# WHAT THE TASK ASKS
Write out the records again, exactly, leaving none out.
* * * * * * *
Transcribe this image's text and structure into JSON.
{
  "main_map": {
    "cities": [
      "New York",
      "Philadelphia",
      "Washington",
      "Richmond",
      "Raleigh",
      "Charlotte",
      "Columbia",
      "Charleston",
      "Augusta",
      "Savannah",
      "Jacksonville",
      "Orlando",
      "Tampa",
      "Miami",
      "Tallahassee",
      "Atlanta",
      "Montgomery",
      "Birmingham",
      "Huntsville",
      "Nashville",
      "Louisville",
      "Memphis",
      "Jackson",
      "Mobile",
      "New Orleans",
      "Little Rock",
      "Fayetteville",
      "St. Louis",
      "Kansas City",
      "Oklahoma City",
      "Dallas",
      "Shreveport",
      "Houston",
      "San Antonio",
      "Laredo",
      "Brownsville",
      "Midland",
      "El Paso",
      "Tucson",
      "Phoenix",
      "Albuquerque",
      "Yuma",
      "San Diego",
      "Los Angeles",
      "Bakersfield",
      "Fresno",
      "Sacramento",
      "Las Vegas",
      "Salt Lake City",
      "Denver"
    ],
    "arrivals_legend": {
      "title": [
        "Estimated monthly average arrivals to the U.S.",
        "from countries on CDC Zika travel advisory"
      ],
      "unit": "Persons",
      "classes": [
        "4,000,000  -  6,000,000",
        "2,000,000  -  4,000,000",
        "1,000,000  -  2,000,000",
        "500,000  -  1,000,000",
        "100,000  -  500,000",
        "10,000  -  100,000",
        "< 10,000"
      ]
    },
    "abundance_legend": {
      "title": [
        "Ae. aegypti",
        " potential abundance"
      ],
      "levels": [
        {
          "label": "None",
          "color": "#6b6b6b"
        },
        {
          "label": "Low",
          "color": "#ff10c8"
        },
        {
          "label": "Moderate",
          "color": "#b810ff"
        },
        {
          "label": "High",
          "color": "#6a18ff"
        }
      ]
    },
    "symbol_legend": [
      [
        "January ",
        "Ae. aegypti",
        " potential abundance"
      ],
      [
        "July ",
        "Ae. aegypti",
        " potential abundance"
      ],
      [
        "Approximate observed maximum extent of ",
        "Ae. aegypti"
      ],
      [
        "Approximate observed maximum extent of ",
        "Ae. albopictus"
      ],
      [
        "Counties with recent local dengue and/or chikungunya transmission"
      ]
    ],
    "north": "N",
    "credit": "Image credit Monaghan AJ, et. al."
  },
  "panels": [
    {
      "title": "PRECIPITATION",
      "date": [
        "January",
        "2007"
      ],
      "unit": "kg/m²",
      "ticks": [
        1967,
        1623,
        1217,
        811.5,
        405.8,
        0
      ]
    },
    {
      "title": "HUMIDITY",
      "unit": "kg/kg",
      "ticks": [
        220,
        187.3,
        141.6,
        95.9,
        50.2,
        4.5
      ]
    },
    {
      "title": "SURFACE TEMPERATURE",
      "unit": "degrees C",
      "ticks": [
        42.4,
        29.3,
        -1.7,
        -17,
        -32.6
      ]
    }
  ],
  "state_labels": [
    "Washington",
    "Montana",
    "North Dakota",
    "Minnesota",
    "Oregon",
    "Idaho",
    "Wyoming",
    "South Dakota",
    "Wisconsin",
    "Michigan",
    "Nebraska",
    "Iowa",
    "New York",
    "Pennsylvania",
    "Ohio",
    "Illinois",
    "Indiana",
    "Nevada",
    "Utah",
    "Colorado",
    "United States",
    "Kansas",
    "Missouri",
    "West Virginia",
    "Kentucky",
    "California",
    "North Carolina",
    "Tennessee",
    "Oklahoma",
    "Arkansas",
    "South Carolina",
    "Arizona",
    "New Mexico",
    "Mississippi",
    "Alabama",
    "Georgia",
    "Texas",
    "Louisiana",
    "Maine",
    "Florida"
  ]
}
* * * * * * *
# FINISHED EXERCISE
Transcribe this image's text and structure into JSON.
{
  "main_map": {
    "cities": [
      "New York",
      "Philadelphia",
      "Washington",
      "Richmond",
      "Raleigh",
      "Charlotte",
      "Columbia",
      "Charleston",
      "Augusta",
      "Savannah",
      "Jacksonville",
      "Orlando",
      "Tampa",
      "Miami",
      "Tallahassee",
      "Atlanta",
      "Montgomery",
      "Birmingham",
      "Huntsville",
      "Nashville",
      "Louisville",
      "Memphis",
      "Jackson",
      "Mobile",
      "New Orleans",
      "Little Rock",
      "Fayetteville",
      "St. Louis",
      "Kansas City",
      "Oklahoma City",
      "Dallas",
      "Shreveport",
      "Houston",
      "San Antonio",
      "Laredo",
      "Brownsville",
      "Midland",
      "El Paso",
      "Tucson",
      "Phoenix",
      "Albuquerque",
      "Yuma",
      "San Diego",
      "Los Angeles",
      "Bakersfield",
      "Fresno",
      "Sacramento",
      "Las Vegas",
      "Salt Lake City",
      "Denver"
    ],
    "arrivals_legend": {
      "title": [
        "Estimated monthly average arrivals to the U.S.",
        "from countries on CDC Zika travel advisory"
      ],
      "unit": "Persons",
      "classes": [
        "4,000,000  -  6,000,000",
        "2,000,000  -  4,000,000",
        "1,000,000  -  2,000,000",
        "500,000  -  1,000,000",
        "100,000  -  500,000",
        "10,000  -  100,000",
        "< 10,000"
      ]
    },
    "abundance_legend": {
      "title": [
        "Ae. aegypti",
        " potential abundance"
      ],
      "levels": [
        {
          "label": "None",
          "color": "#6b6b6b"
        },
        {
          "label": "Low",
          "color": "#ff10c8"
        },
        {
          "label": "Moderate",
          "color": "#b810ff"
        },
        {
          "label": "High",
          "color": "#6a18ff"
        }
      ]
    },
    "symbol_legend": [
      [
        "January ",
        "Ae. aegypti",
        " potential abundance"
      ],
      [
        "July ",
        "Ae. aegypti",
        " potential abundance"
      ],
      [
        "Approximate observed maximum extent of ",
        "Ae. aegypti"
      ],
      [
        "Approximate observed maximum extent of ",
        "Ae. albopictus"
      ],
      [
        "Counties with recent local dengue and/or chikungunya transmission"
      ]
    ],
    "north": "N",
    "credit": "Image credit Monaghan AJ, et. al."
  },
  "panels": [
    {
      "title": "PRECIPITATION",
      "date": [
        "January",
        "2007"
      ],
      "unit": "kg/m²",
      "ticks": [
        1967,
        1623,
        1217,
        811.5,
        405.8,
        0
      ]
    },
    {
      "title": "HUMIDITY",
      "unit": "kg/kg",
      "ticks": [
        220,
        187.3,
        141.6,
        95.9,
        50.2,
        4.5
      ]
    },
    {
      "title": "SURFACE TEMPERATURE",
      "unit": "degrees C",
      "ticks": [
        42.4,
        29.3,
        -1.7,
        -17,
        -32.6
      ]
    }
  ],
  "state_labels": [
    "Washington",
    "Montana",
    "North Dakota",
    "Minnesota",
    "Oregon",
    "Idaho",
    "Wyoming",
    "South Dakota",
    "Wisconsin",
    "Michigan",
    "Nebraska",
    "Iowa",
    "New York",
    "Pennsylvania",
    "Ohio",
    "Illinois",
    "Indiana",
    "Nevada",
    "Utah",
    "Colorado",
    "United States",
    "Kansas",
    "Missouri",
    "West Virginia",
    "Kentucky",
    "California",
    "North Carolina",
    "Tennessee",
    "Oklahoma",
    "Arkansas",
    "South Carolina",
    "Arizona",
    "New Mexico",
    "Mississippi",
    "Alabama",
    "Georgia",
    "Texas",
    "Louisiana",
    "Maine",
    "Florida"
  ]
}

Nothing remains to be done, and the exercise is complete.